Some records
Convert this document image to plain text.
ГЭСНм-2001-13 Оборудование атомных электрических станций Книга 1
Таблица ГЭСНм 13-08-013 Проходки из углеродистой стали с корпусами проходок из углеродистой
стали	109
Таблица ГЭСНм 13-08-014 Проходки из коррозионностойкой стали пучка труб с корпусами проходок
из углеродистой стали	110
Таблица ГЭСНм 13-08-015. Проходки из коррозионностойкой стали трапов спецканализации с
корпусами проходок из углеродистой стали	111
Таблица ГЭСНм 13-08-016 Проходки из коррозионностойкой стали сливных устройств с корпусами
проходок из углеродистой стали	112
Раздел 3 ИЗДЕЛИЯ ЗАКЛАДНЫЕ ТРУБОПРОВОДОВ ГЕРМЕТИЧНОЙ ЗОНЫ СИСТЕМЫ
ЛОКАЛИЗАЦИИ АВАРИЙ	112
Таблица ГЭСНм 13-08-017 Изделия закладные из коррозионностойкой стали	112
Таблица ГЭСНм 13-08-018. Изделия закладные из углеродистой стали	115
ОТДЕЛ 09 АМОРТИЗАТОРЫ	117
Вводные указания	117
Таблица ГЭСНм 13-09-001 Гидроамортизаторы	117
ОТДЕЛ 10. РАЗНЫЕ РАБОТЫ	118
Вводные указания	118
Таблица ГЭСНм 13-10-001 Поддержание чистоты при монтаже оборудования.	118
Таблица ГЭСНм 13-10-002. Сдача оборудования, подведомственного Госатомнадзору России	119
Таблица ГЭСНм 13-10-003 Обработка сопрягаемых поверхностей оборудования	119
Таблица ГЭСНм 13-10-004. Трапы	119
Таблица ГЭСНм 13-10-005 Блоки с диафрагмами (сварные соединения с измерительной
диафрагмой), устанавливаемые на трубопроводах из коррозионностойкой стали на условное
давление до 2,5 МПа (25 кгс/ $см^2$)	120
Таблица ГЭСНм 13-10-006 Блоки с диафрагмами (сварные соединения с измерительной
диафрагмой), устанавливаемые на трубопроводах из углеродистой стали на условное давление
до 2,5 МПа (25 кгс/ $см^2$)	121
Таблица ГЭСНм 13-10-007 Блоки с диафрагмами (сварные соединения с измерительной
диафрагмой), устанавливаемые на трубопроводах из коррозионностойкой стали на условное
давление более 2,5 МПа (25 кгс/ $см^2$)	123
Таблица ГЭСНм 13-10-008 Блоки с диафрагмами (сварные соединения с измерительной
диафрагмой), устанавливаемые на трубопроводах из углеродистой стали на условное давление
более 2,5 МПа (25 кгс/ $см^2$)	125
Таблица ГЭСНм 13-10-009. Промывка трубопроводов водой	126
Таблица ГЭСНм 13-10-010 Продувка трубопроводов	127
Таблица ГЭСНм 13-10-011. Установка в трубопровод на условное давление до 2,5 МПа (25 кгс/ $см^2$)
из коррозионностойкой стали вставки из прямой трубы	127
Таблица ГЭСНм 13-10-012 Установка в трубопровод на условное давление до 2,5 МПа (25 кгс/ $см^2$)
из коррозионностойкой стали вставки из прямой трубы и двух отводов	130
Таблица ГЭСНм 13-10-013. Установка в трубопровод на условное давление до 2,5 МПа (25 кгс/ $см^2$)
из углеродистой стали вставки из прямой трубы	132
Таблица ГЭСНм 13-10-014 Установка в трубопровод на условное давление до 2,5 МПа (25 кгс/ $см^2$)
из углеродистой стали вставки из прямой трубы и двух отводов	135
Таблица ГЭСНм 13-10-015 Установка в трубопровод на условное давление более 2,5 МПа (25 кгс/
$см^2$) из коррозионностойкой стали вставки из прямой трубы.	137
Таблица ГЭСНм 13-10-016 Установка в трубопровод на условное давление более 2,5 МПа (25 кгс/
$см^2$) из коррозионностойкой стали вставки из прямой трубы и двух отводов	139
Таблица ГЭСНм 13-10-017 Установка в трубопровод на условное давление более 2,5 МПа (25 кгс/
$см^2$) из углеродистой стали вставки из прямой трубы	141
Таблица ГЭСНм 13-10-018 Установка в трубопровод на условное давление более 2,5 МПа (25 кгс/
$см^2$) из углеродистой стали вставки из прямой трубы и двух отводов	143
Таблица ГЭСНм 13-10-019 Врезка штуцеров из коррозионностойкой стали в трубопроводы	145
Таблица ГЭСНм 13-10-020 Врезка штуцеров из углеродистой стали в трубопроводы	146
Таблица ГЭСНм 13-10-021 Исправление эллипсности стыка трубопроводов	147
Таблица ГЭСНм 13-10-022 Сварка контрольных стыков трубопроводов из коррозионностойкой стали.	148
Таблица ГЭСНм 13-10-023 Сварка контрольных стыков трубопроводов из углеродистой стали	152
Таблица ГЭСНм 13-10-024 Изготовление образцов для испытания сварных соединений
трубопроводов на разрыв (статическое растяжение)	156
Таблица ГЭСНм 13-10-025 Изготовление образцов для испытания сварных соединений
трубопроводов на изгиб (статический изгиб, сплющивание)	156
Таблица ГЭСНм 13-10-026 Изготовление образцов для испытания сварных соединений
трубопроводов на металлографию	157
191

§ WORK INSTRUCTIONS
Copy out the data shown above without altering anything.

§ RESPONSE
Convert this document image to plain text.
ГЭСНм-2001-13 Оборудование атомных электрических станций Книга 1
Таблица ГЭСНм 13-08-013 Проходки из углеродистой стали с корпусами проходок из углеродистой
стали	109
Таблица ГЭСНм 13-08-014 Проходки из коррозионностойкой стали пучка труб с корпусами проходок
из углеродистой стали	110
Таблица ГЭСНм 13-08-015. Проходки из коррозионностойкой стали трапов спецканализации с
корпусами проходок из углеродистой стали	111
Таблица ГЭСНм 13-08-016 Проходки из коррозионностойкой стали сливных устройств с корпусами
проходок из углеродистой стали	112
Раздел 3 ИЗДЕЛИЯ ЗАКЛАДНЫЕ ТРУБОПРОВОДОВ ГЕРМЕТИЧНОЙ ЗОНЫ СИСТЕМЫ
ЛОКАЛИЗАЦИИ АВАРИЙ	112
Таблица ГЭСНм 13-08-017 Изделия закладные из коррозионностойкой стали	112
Таблица ГЭСНм 13-08-018. Изделия закладные из углеродистой стали	115
ОТДЕЛ 09 АМОРТИЗАТОРЫ	117
Вводные указания	117
Таблица ГЭСНм 13-09-001 Гидроамортизаторы	117
ОТДЕЛ 10. РАЗНЫЕ РАБОТЫ	118
Вводные указания	118
Таблица ГЭСНм 13-10-001 Поддержание чистоты при монтаже оборудования.	118
Таблица ГЭСНм 13-10-002. Сдача оборудования, подведомственного Госатомнадзору России	119
Таблица ГЭСНм 13-10-003 Обработка сопрягаемых поверхностей оборудования	119
Таблица ГЭСНм 13-10-004. Трапы	119
Таблица ГЭСНм 13-10-005 Блоки с диафрагмами (сварные соединения с измерительной
диафрагмой), устанавливаемые на трубопроводах из коррозионностойкой стали на условное
давление до 2,5 МПа (25 кгс/ $см^2$)	120
Таблица ГЭСНм 13-10-006 Блоки с диафрагмами (сварные соединения с измерительной
диафрагмой), устанавливаемые на трубопроводах из углеродистой стали на условное давление
до 2,5 МПа (25 кгс/ $см^2$)	121
Таблица ГЭСНм 13-10-007 Блоки с диафрагмами (сварные соединения с измерительной
диафрагмой), устанавливаемые на трубопроводах из коррозионностойкой стали на условное
давление более 2,5 МПа (25 кгс/ $см^2$)	123
Таблица ГЭСНм 13-10-008 Блоки с диафрагмами (сварные соединения с измерительной
диафрагмой), устанавливаемые на трубопроводах из углеродистой стали на условное давление
более 2,5 МПа (25 кгс/ $см^2$)	125
Таблица ГЭСНм 13-10-009. Промывка трубопроводов водой	126
Таблица ГЭСНм 13-10-010 Продувка трубопроводов	127
Таблица ГЭСНм 13-10-011. Установка в трубопровод на условное давление до 2,5 МПа (25 кгс/ $см^2$)
из коррозионностойкой стали вставки из прямой трубы	127
Таблица ГЭСНм 13-10-012 Установка в трубопровод на условное давление до 2,5 МПа (25 кгс/ $см^2$)
из коррозионностойкой стали вставки из прямой трубы и двух отводов	130
Таблица ГЭСНм 13-10-013. Установка в трубопровод на условное давление до 2,5 МПа (25 кгс/ $см^2$)
из углеродистой стали вставки из прямой трубы	132
Таблица ГЭСНм 13-10-014 Установка в трубопровод на условное давление до 2,5 МПа (25 кгс/ $см^2$)
из углеродистой стали вставки из прямой трубы и двух отводов	135
Таблица ГЭСНм 13-10-015 Установка в трубопровод на условное давление более 2,5 МПа (25 кгс/
$см^2$) из коррозионностойкой стали вставки из прямой трубы.	137
Таблица ГЭСНм 13-10-016 Установка в трубопровод на условное давление более 2,5 МПа (25 кгс/
$см^2$) из коррозионностойкой стали вставки из прямой трубы и двух отводов	139
Таблица ГЭСНм 13-10-017 Установка в трубопровод на условное давление более 2,5 МПа (25 кгс/
$см^2$) из углеродистой стали вставки из прямой трубы	141
Таблица ГЭСНм 13-10-018 Установка в трубопровод на условное давление более 2,5 МПа (25 кгс/
$см^2$) из углеродистой стали вставки из прямой трубы и двух отводов	143
Таблица ГЭСНм 13-10-019 Врезка штуцеров из коррозионностойкой стали в трубопроводы	145
Таблица ГЭСНм 13-10-020 Врезка штуцеров из углеродистой стали в трубопроводы	146
Таблица ГЭСНм 13-10-021 Исправление эллипсности стыка трубопроводов	147
Таблица ГЭСНм 13-10-022 Сварка контрольных стыков трубопроводов из коррозионностойкой стали.	148
Таблица ГЭСНм 13-10-023 Сварка контрольных стыков трубопроводов из углеродистой стали	152
Таблица ГЭСНм 13-10-024 Изготовление образцов для испытания сварных соединений
трубопроводов на разрыв (статическое растяжение)	156
Таблица ГЭСНм 13-10-025 Изготовление образцов для испытания сварных соединений
трубопроводов на изгиб (статический изгиб, сплющивание)	156
Таблица ГЭСНм 13-10-026 Изготовление образцов для испытания сварных соединений
трубопроводов на металлографию	157
191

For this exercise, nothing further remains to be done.